- What you are asked to do: All entries must be repeated exactly; do not include the pictures.
+---+
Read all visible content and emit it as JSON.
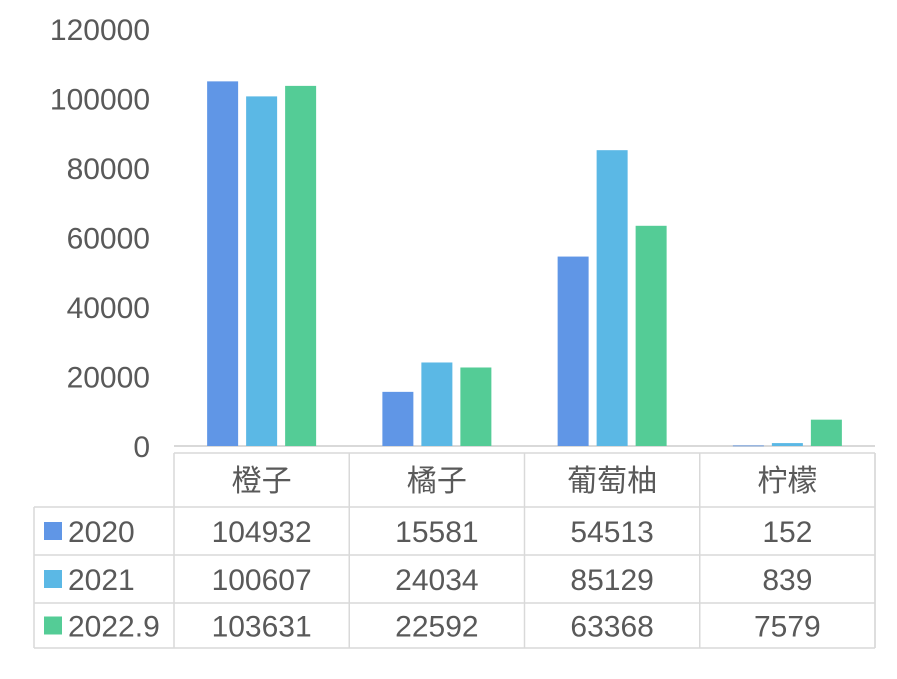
{
  "chart_data": {
    "type": "bar",
    "title": "",
    "xlabel": "",
    "ylabel": "",
    "categories": [
      "橙子",
      "橘子",
      "葡萄柚",
      "柠檬"
    ],
    "series": [
      {
        "name": "2020",
        "values": [
          104932,
          15581,
          54513,
          152
        ],
        "color": "#6096e6"
      },
      {
        "name": "2021",
        "values": [
          100607,
          24034,
          85129,
          839
        ],
        "color": "#5bb8e5"
      },
      {
        "name": "2022.9",
        "values": [
          103631,
          22592,
          63368,
          7579
        ],
        "color": "#54cc96"
      }
    ],
    "ylim": [
      0,
      120000
    ],
    "yticks": [
      "0",
      "20000",
      "40000",
      "60000",
      "80000",
      "100000",
      "120000"
    ],
    "grid": false,
    "legend": "data-table",
    "data_table": true
  }
}
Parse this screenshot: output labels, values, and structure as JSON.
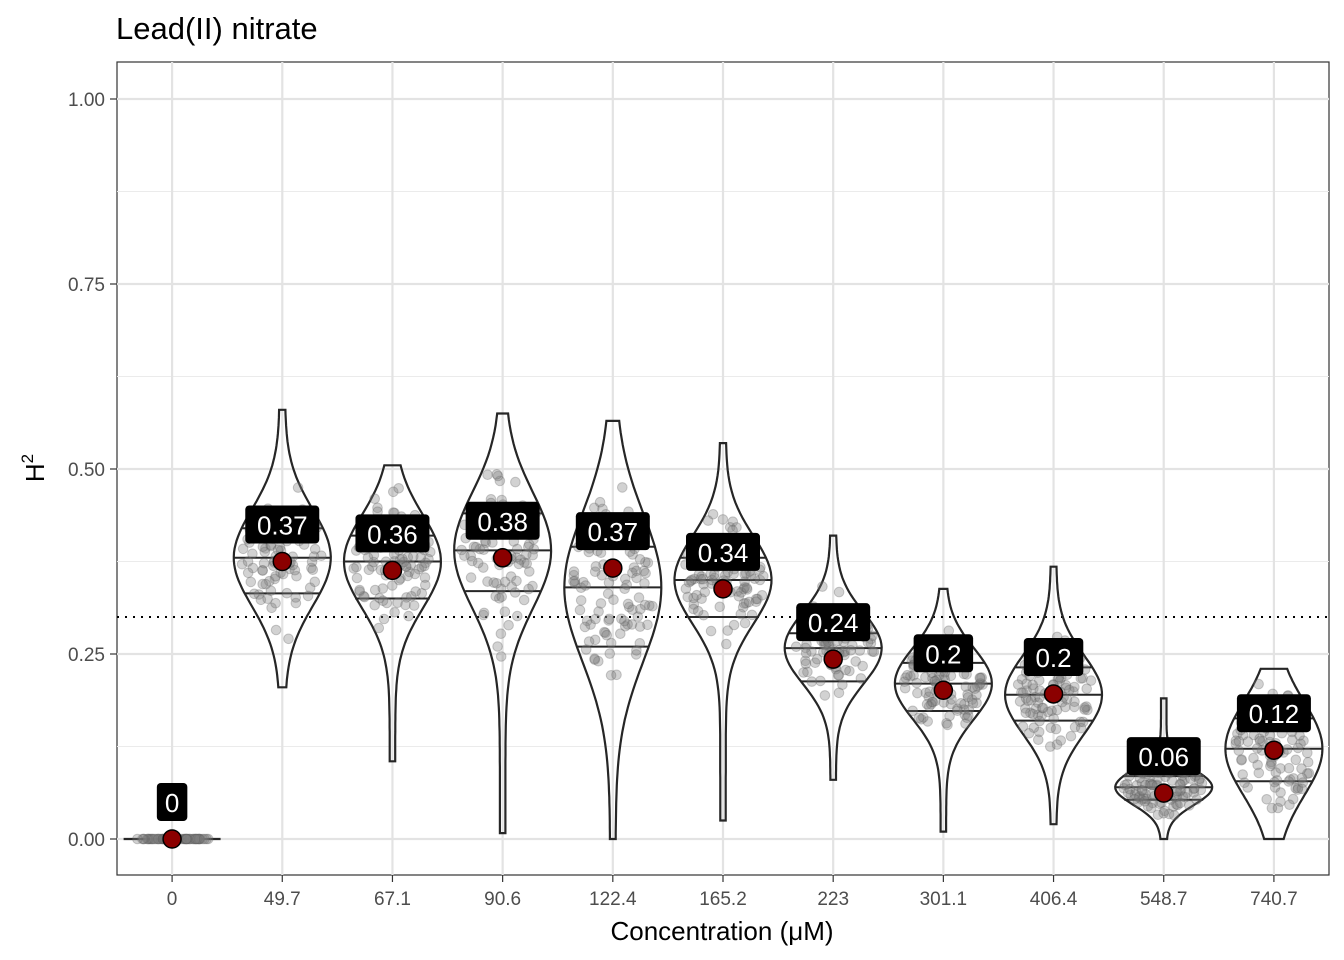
{
  "chart_data": {
    "type": "violin",
    "title": "Lead(II) nitrate",
    "xlabel": "Concentration (μM)",
    "ylabel": "H",
    "ylabel_superscript": "2",
    "ylim": [
      -0.05,
      1.05
    ],
    "yticks": [
      "0.00",
      "0.25",
      "0.50",
      "0.75",
      "1.00"
    ],
    "reference_line": 0.3,
    "grid": true,
    "colors": {
      "mean_point": "#8b0000",
      "jitter": "#7f7f7f",
      "label_bg": "#000000",
      "label_text": "#ffffff",
      "violin_stroke": "#262626",
      "reference_line": "#000000"
    },
    "categories": [
      "0",
      "49.7",
      "67.1",
      "90.6",
      "122.4",
      "165.2",
      "223",
      "301.1",
      "406.4",
      "548.7",
      "740.7"
    ],
    "means": [
      0,
      0.375,
      0.363,
      0.38,
      0.366,
      0.338,
      0.243,
      0.201,
      0.196,
      0.062,
      0.12
    ],
    "labels": [
      "0",
      "0.37",
      "0.36",
      "0.38",
      "0.37",
      "0.34",
      "0.24",
      "0.2",
      "0.2",
      "0.06",
      "0.12"
    ],
    "quartiles": [
      [
        0,
        0,
        0
      ],
      [
        0.332,
        0.38,
        0.42
      ],
      [
        0.325,
        0.375,
        0.41
      ],
      [
        0.335,
        0.39,
        0.44
      ],
      [
        0.26,
        0.34,
        0.395
      ],
      [
        0.3,
        0.35,
        0.38
      ],
      [
        0.213,
        0.258,
        0.278
      ],
      [
        0.173,
        0.21,
        0.238
      ],
      [
        0.16,
        0.195,
        0.232
      ],
      [
        0.053,
        0.07,
        0.085
      ],
      [
        0.078,
        0.122,
        0.163
      ]
    ],
    "ranges": [
      [
        0,
        0
      ],
      [
        0.205,
        0.58
      ],
      [
        0.105,
        0.505
      ],
      [
        0.008,
        0.575
      ],
      [
        0,
        0.565
      ],
      [
        0.025,
        0.535
      ],
      [
        0.08,
        0.41
      ],
      [
        0.01,
        0.338
      ],
      [
        0.02,
        0.368
      ],
      [
        0,
        0.19
      ],
      [
        0,
        0.23
      ]
    ]
  }
}
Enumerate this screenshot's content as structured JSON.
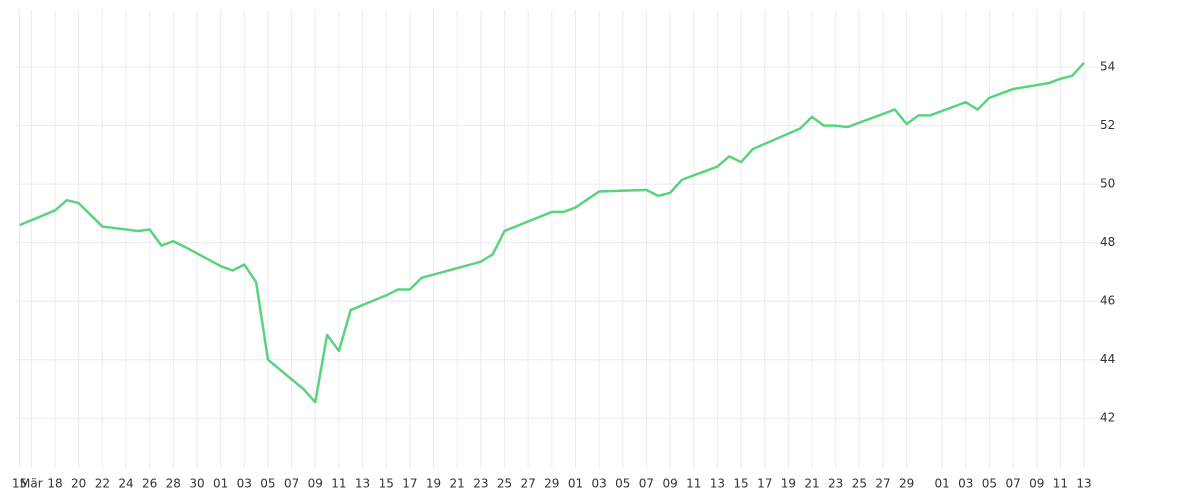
+---+
- Answer for this exercise:
Read all visible content and emit it as JSON.
{
  "chart_data": {
    "type": "bar",
    "title": "",
    "xlabel": "",
    "ylabel": "",
    "categories": [
      "橙子",
      "橘子",
      "葡萄柚",
      "柠檬"
    ],
    "series": [
      {
        "name": "2020",
        "values": [
          104932,
          15581,
          54513,
          152
        ],
        "color": "#6096e6"
      },
      {
        "name": "2021",
        "values": [
          100607,
          24034,
          85129,
          839
        ],
        "color": "#5bb8e5"
      },
      {
        "name": "2022.9",
        "values": [
          103631,
          22592,
          63368,
          7579
        ],
        "color": "#54cc96"
      }
    ],
    "ylim": [
      0,
      120000
    ],
    "yticks": [
      "0",
      "20000",
      "40000",
      "60000",
      "80000",
      "100000",
      "120000"
    ],
    "grid": false,
    "legend": "data-table",
    "data_table": true
  }
}
Parse this screenshot: output labels, values, and structure as JSON.
{
  "chart_data": {
    "type": "violin",
    "title": "Lead(II) nitrate",
    "xlabel": "Concentration (μM)",
    "ylabel": "H",
    "ylabel_superscript": "2",
    "ylim": [
      -0.05,
      1.05
    ],
    "yticks": [
      "0.00",
      "0.25",
      "0.50",
      "0.75",
      "1.00"
    ],
    "reference_line": 0.3,
    "grid": true,
    "colors": {
      "mean_point": "#8b0000",
      "jitter": "#7f7f7f",
      "label_bg": "#000000",
      "label_text": "#ffffff",
      "violin_stroke": "#262626",
      "reference_line": "#000000"
    },
    "categories": [
      "0",
      "49.7",
      "67.1",
      "90.6",
      "122.4",
      "165.2",
      "223",
      "301.1",
      "406.4",
      "548.7",
      "740.7"
    ],
    "means": [
      0,
      0.375,
      0.363,
      0.38,
      0.366,
      0.338,
      0.243,
      0.201,
      0.196,
      0.062,
      0.12
    ],
    "labels": [
      "0",
      "0.37",
      "0.36",
      "0.38",
      "0.37",
      "0.34",
      "0.24",
      "0.2",
      "0.2",
      "0.06",
      "0.12"
    ],
    "quartiles": [
      [
        0,
        0,
        0
      ],
      [
        0.332,
        0.38,
        0.42
      ],
      [
        0.325,
        0.375,
        0.41
      ],
      [
        0.335,
        0.39,
        0.44
      ],
      [
        0.26,
        0.34,
        0.395
      ],
      [
        0.3,
        0.35,
        0.38
      ],
      [
        0.213,
        0.258,
        0.278
      ],
      [
        0.173,
        0.21,
        0.238
      ],
      [
        0.16,
        0.195,
        0.232
      ],
      [
        0.053,
        0.07,
        0.085
      ],
      [
        0.078,
        0.122,
        0.163
      ]
    ],
    "ranges": [
      [
        0,
        0
      ],
      [
        0.205,
        0.58
      ],
      [
        0.105,
        0.505
      ],
      [
        0.008,
        0.575
      ],
      [
        0,
        0.565
      ],
      [
        0.025,
        0.535
      ],
      [
        0.08,
        0.41
      ],
      [
        0.01,
        0.338
      ],
      [
        0.02,
        0.368
      ],
      [
        0,
        0.19
      ],
      [
        0,
        0.23
      ]
    ]
  }
}
Enumerate this screenshot's content as structured JSON.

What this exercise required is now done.